GOAL: Copy out everything from the start of the items down to the line containing "point bbox=[215, 57, 225, 66]", inclusive, reproducing each line without change.

SUPPLIED ENTRIES:

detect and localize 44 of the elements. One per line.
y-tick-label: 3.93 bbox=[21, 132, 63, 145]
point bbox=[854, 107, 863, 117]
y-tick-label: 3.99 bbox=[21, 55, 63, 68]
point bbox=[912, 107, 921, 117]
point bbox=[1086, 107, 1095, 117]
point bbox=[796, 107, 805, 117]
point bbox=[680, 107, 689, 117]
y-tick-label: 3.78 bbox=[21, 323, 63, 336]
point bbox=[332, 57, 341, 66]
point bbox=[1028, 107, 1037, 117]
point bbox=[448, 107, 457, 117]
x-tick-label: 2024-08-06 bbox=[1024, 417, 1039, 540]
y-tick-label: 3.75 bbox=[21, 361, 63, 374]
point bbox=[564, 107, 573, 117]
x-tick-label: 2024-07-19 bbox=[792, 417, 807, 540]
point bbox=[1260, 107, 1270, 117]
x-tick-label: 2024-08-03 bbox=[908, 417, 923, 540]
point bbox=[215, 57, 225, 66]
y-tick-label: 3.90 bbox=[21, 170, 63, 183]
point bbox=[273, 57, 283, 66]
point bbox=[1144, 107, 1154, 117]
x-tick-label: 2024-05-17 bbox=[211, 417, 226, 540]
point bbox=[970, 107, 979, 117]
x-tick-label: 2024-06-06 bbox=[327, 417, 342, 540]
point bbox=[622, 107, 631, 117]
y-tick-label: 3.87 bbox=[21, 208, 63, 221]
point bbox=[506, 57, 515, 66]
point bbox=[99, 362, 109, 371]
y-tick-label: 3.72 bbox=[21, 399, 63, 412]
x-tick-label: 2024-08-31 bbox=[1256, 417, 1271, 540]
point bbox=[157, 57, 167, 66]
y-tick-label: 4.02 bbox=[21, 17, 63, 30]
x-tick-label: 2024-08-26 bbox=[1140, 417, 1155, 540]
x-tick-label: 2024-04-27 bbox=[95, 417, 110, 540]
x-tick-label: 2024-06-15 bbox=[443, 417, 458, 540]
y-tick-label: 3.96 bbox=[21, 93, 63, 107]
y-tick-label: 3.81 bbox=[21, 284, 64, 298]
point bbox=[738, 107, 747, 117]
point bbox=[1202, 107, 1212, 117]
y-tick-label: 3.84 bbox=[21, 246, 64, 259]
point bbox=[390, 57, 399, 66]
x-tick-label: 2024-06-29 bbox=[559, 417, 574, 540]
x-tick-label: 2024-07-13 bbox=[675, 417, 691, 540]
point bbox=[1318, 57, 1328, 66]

CORRECT ANSWER:
detect and localize 44 of the elements. One per line.
y-tick-label: 3.93 bbox=[21, 132, 63, 145]
point bbox=[854, 107, 863, 117]
y-tick-label: 3.99 bbox=[21, 55, 63, 68]
point bbox=[912, 107, 921, 117]
point bbox=[1086, 107, 1095, 117]
point bbox=[796, 107, 805, 117]
point bbox=[680, 107, 689, 117]
y-tick-label: 3.78 bbox=[21, 323, 63, 336]
point bbox=[332, 57, 341, 66]
point bbox=[1028, 107, 1037, 117]
point bbox=[448, 107, 457, 117]
x-tick-label: 2024-08-06 bbox=[1024, 417, 1039, 540]
y-tick-label: 3.75 bbox=[21, 361, 63, 374]
point bbox=[564, 107, 573, 117]
x-tick-label: 2024-07-19 bbox=[792, 417, 807, 540]
point bbox=[1260, 107, 1270, 117]
x-tick-label: 2024-08-03 bbox=[908, 417, 923, 540]
point bbox=[215, 57, 225, 66]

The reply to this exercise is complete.